--- Aim ---
All the entries need to be quoted exactly, apart from the pictures, which you should drop.

-- Start of Data section --

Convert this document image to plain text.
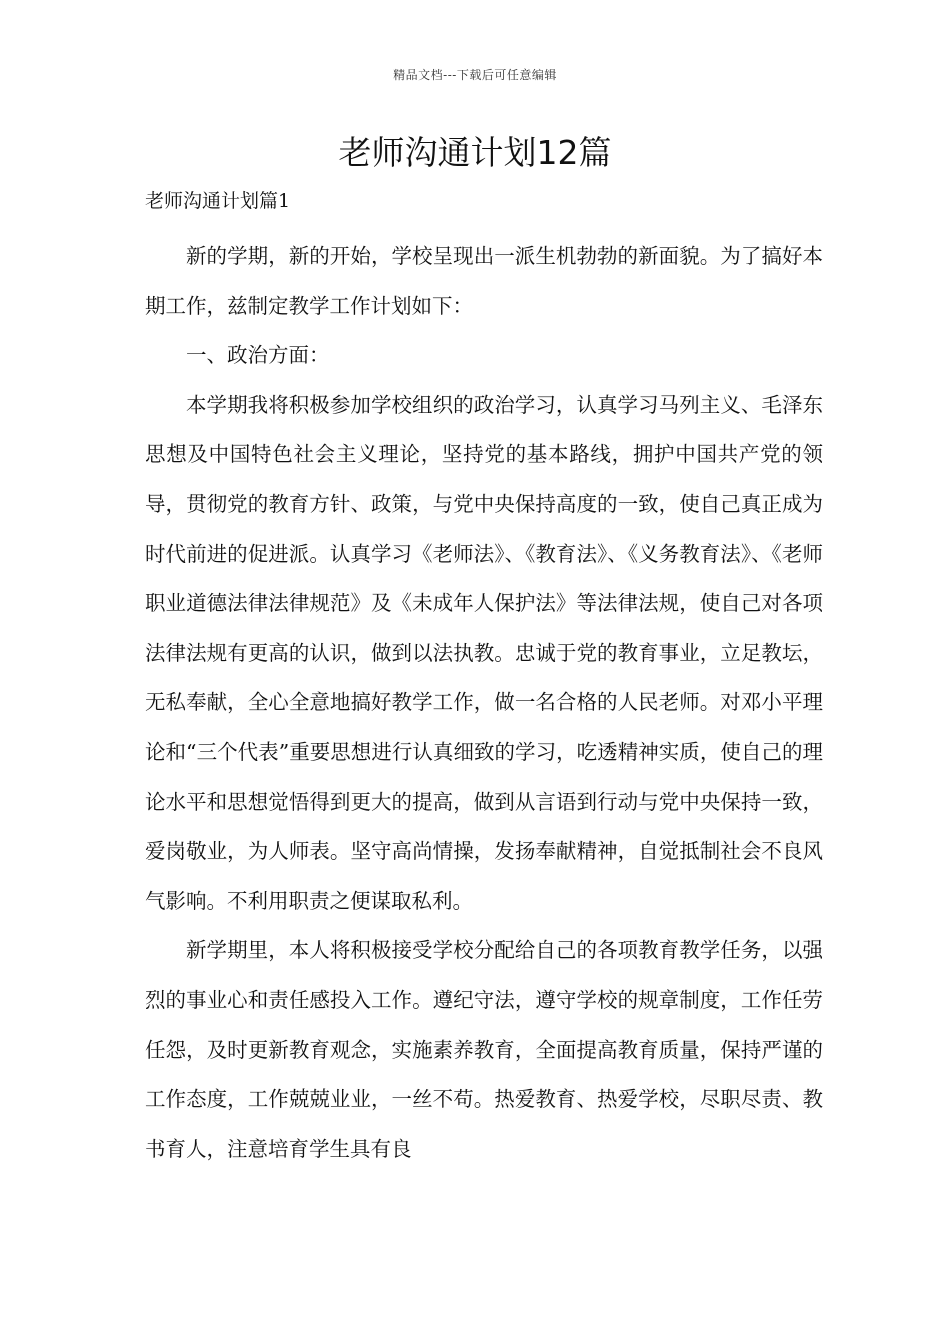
精品文档---下载后可任意编辑
老师沟通计划12篇
老师沟通计划篇1

新的学期，新的开始，学校呈现出一派生机勃勃的新面貌。为了搞好本期工作，兹制定教学工作计划如下：

一、政治方面：

本学期我将积极参加学校组织的政治学习，认真学习马列主义、毛泽东思想及中国特色社会主义理论，坚持党的基本路线，拥护中国共产党的领导，贯彻党的教育方针、政策，与党中央保持高度的一致，使自己真正成为时代前进的促进派。认真学习《老师法》、《教育法》、《义务教育法》、《老师职业道德法律法律规范》及《未成年人保护法》等法律法规，使自己对各项法律法规有更高的认识，做到以法执教。忠诚于党的教育事业，立足教坛，无私奉献，全心全意地搞好教学工作，做一名合格的人民老师。对邓小平理论和“三个代表”重要思想进行认真细致的学习，吃透精神实质，使自己的理论水平和思想觉悟得到更大的提高，做到从言语到行动与党中央保持一致，爱岗敬业，为人师表。坚守高尚情操，发扬奉献精神，自觉抵制社会不良风气影响。不利用职责之便谋取私利。

新学期里，本人将积极接受学校分配给自己的各项教育教学任务，以强烈的事业心和责任感投入工作。遵纪守法，遵守学校的规章制度，工作任劳任怨，及时更新教育观念，实施素养教育，全面提高教育质量，保持严谨的工作态度，工作兢兢业业，一丝不苟。热爱教育、热爱学校，尽职尽责、教书育人，注意培育学生具有良
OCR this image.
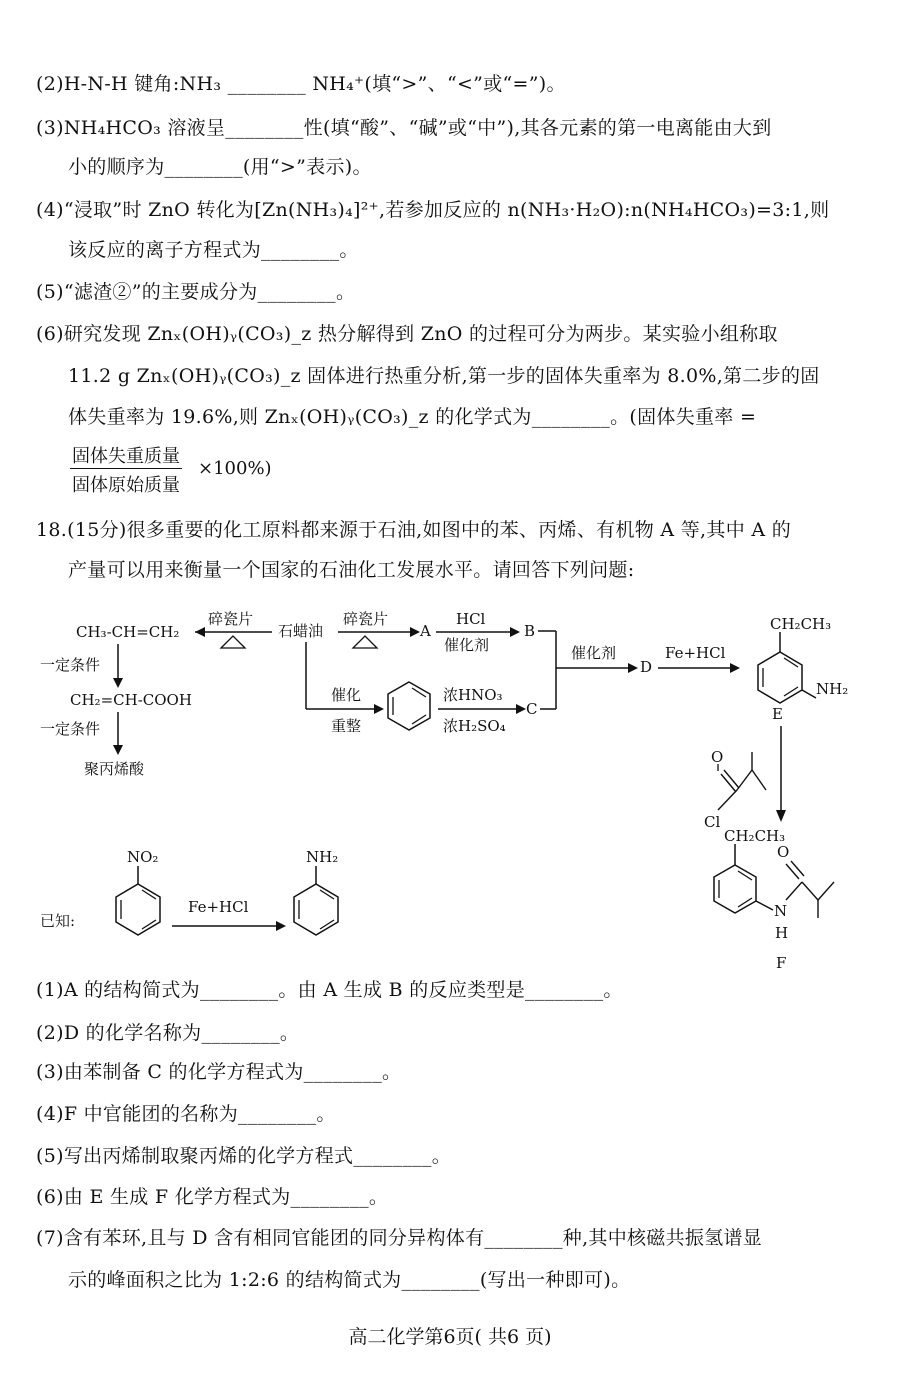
(2)H-N-H 键角:NH₃ ________ NH₄⁺(填“>”、“<”或“=”)。
(3)NH₄HCO₃ 溶液呈________性(填“酸”、“碱”或“中”),其各元素的第一电离能由大到
小的顺序为________(用“>”表示)。
(4)“浸取”时 ZnO 转化为[Zn(NH₃)₄]²⁺,若参加反应的 n(NH₃·H₂O):n(NH₄HCO₃)=3:1,则
该反应的离子方程式为________。
(5)“滤渣②”的主要成分为________。
(6)研究发现 Znₓ(OH)ᵧ(CO₃)_z 热分解得到 ZnO 的过程可分为两步。某实验小组称取
11.2 g Znₓ(OH)ᵧ(CO₃)_z 固体进行热重分析,第一步的固体失重率为 8.0%,第二步的固
体失重率为 19.6%,则 Znₓ(OH)ᵧ(CO₃)_z 的化学式为________。(固体失重率 =
固体失重质量
固体原始质量
×100%)
18.(15分)很多重要的化工原料都来源于石油,如图中的苯、丙烯、有机物 A 等,其中 A 的
产量可以用来衡量一个国家的石油化工发展水平。请回答下列问题:
CH₃-CH=CH₂
一定条件
CH₂=CH-COOH
一定条件
聚丙烯酸
碎瓷片
石蜡油
碎瓷片
A
HCl
催化剂
B
催化剂
D
Fe+HCl
CH₂CH₃
NH₂
E
催化
重整
浓HNO₃
浓H₂SO₄
C
O
Cl
CH₂CH₃
O
N
H
F
已知:
NO₂
Fe+HCl
NH₂
(1)A 的结构简式为________。由 A 生成 B 的反应类型是________。
(2)D 的化学名称为________。
(3)由苯制备 C 的化学方程式为________。
(4)F 中官能团的名称为________。
(5)写出丙烯制取聚丙烯的化学方程式________。
(6)由 E 生成 F 化学方程式为________。
(7)含有苯环,且与 D 含有相同官能团的同分异构体有________种,其中核磁共振氢谱显
示的峰面积之比为 1:2:6 的结构简式为________(写出一种即可)。
高二化学第6页( 共6 页)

-- End of Data section --

--- Complete output ---
Convert this document image to plain text.
精品文档---下载后可任意编辑
老师沟通计划12篇
老师沟通计划篇1

新的学期，新的开始，学校呈现出一派生机勃勃的新面貌。为了搞好本期工作，兹制定教学工作计划如下：

一、政治方面：

本学期我将积极参加学校组织的政治学习，认真学习马列主义、毛泽东思想及中国特色社会主义理论，坚持党的基本路线，拥护中国共产党的领导，贯彻党的教育方针、政策，与党中央保持高度的一致，使自己真正成为时代前进的促进派。认真学习《老师法》、《教育法》、《义务教育法》、《老师职业道德法律法律规范》及《未成年人保护法》等法律法规，使自己对各项法律法规有更高的认识，做到以法执教。忠诚于党的教育事业，立足教坛，无私奉献，全心全意地搞好教学工作，做一名合格的人民老师。对邓小平理论和“三个代表”重要思想进行认真细致的学习，吃透精神实质，使自己的理论水平和思想觉悟得到更大的提高，做到从言语到行动与党中央保持一致，爱岗敬业，为人师表。坚守高尚情操，发扬奉献精神，自觉抵制社会不良风气影响。不利用职责之便谋取私利。

新学期里，本人将积极接受学校分配给自己的各项教育教学任务，以强烈的事业心和责任感投入工作。遵纪守法，遵守学校的规章制度，工作任劳任怨，及时更新教育观念，实施素养教育，全面提高教育质量，保持严谨的工作态度，工作兢兢业业，一丝不苟。热爱教育、热爱学校，尽职尽责、教书育人，注意培育学生具有良
OCR this image.
(2)H-N-H 键角:NH₃ ________ NH₄⁺(填“>”、“<”或“=”)。
(3)NH₄HCO₃ 溶液呈________性(填“酸”、“碱”或“中”),其各元素的第一电离能由大到
小的顺序为________(用“>”表示)。
(4)“浸取”时 ZnO 转化为[Zn(NH₃)₄]²⁺,若参加反应的 n(NH₃·H₂O):n(NH₄HCO₃)=3:1,则
该反应的离子方程式为________。
(5)“滤渣②”的主要成分为________。
(6)研究发现 Znₓ(OH)ᵧ(CO₃)_z 热分解得到 ZnO 的过程可分为两步。某实验小组称取
11.2 g Znₓ(OH)ᵧ(CO₃)_z 固体进行热重分析,第一步的固体失重率为 8.0%,第二步的固
体失重率为 19.6%,则 Znₓ(OH)ᵧ(CO₃)_z 的化学式为________。(固体失重率 =
固体失重质量
固体原始质量
×100%)
18.(15分)很多重要的化工原料都来源于石油,如图中的苯、丙烯、有机物 A 等,其中 A 的
产量可以用来衡量一个国家的石油化工发展水平。请回答下列问题:
CH₃-CH=CH₂
一定条件
CH₂=CH-COOH
一定条件
聚丙烯酸
碎瓷片
石蜡油
碎瓷片
A
HCl
催化剂
B
催化剂
D
Fe+HCl
CH₂CH₃
NH₂
E
催化
重整
浓HNO₃
浓H₂SO₄
C
O
Cl
CH₂CH₃
O
N
H
F
已知:
NO₂
Fe+HCl
NH₂
(1)A 的结构简式为________。由 A 生成 B 的反应类型是________。
(2)D 的化学名称为________。
(3)由苯制备 C 的化学方程式为________。
(4)F 中官能团的名称为________。
(5)写出丙烯制取聚丙烯的化学方程式________。
(6)由 E 生成 F 化学方程式为________。
(7)含有苯环,且与 D 含有相同官能团的同分异构体有________种,其中核磁共振氢谱显
示的峰面积之比为 1:2:6 的结构简式为________(写出一种即可)。
高二化学第6页( 共6 页)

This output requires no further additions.